(WHAT IS NEEDED)
Go through the entries below and collect each line with the string "peníze" in it.

(PROVIDED MATERIAL)
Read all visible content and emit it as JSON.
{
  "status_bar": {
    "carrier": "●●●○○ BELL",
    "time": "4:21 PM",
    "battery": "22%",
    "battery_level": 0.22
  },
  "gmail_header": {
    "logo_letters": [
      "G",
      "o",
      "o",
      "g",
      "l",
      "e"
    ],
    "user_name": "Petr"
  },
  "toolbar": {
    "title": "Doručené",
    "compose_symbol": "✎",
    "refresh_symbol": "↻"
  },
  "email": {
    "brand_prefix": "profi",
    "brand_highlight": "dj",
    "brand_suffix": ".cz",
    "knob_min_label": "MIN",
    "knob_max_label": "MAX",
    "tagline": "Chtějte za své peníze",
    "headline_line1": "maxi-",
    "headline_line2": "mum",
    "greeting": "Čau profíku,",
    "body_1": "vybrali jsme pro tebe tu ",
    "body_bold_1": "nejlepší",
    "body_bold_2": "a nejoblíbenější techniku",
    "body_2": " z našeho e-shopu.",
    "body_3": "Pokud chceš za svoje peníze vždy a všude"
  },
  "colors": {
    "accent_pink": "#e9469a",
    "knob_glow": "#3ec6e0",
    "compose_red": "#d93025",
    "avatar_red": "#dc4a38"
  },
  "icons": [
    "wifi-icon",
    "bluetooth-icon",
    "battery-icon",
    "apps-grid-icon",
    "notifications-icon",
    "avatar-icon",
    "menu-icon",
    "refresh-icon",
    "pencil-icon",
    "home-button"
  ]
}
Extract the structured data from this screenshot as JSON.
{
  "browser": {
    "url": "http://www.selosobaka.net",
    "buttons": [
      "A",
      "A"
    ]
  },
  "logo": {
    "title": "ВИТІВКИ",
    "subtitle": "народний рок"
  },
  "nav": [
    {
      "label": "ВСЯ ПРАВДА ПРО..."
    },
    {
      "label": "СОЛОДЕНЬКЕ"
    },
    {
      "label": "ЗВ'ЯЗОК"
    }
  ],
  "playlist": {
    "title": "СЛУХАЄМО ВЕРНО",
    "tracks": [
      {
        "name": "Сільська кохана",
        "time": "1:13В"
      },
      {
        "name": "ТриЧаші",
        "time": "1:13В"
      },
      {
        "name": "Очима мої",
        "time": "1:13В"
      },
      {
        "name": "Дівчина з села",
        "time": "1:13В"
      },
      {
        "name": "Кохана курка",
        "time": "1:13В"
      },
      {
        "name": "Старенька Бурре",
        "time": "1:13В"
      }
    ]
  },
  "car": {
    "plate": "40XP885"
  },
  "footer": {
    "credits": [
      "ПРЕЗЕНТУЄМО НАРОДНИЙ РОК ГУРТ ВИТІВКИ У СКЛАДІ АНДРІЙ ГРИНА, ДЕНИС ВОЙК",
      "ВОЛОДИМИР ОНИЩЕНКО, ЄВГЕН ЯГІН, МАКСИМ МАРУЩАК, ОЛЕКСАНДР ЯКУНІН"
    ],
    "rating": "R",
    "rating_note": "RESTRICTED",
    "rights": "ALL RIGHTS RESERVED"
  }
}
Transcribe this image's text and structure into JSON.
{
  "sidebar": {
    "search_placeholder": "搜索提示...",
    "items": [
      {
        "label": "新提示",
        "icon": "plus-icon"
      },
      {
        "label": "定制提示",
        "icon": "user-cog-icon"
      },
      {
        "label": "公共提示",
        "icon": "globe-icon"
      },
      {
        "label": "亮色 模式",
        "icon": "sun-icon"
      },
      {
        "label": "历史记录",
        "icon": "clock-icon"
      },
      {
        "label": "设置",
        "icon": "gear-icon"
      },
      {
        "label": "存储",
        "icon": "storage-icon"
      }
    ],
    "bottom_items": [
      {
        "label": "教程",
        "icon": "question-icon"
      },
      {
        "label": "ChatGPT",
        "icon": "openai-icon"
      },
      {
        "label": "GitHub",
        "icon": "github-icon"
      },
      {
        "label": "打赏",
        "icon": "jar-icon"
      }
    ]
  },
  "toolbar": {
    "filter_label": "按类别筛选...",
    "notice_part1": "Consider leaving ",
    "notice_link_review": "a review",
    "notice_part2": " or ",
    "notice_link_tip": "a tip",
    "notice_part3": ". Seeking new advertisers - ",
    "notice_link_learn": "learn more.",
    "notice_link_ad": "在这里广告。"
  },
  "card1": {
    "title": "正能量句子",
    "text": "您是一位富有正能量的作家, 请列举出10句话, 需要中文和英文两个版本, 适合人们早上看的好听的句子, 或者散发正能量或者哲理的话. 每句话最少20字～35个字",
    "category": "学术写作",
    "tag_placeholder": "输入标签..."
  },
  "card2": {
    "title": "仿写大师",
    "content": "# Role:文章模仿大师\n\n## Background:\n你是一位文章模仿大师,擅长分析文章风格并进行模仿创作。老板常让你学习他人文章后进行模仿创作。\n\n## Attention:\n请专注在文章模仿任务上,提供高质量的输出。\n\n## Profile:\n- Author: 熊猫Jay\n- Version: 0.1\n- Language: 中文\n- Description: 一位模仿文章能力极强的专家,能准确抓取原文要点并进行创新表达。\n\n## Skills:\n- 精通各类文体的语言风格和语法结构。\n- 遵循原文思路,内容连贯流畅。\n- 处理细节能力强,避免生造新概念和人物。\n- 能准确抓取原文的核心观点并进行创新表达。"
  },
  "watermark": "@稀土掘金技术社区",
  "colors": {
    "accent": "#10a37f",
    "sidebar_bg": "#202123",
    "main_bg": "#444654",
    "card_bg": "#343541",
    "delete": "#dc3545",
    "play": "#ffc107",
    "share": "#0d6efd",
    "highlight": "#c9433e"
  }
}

(WRITTEN RESPONSE)
    "tagline": "Chtějte za své peníze",
    "body_3": "Pokud chceš za svoje peníze vždy a všude"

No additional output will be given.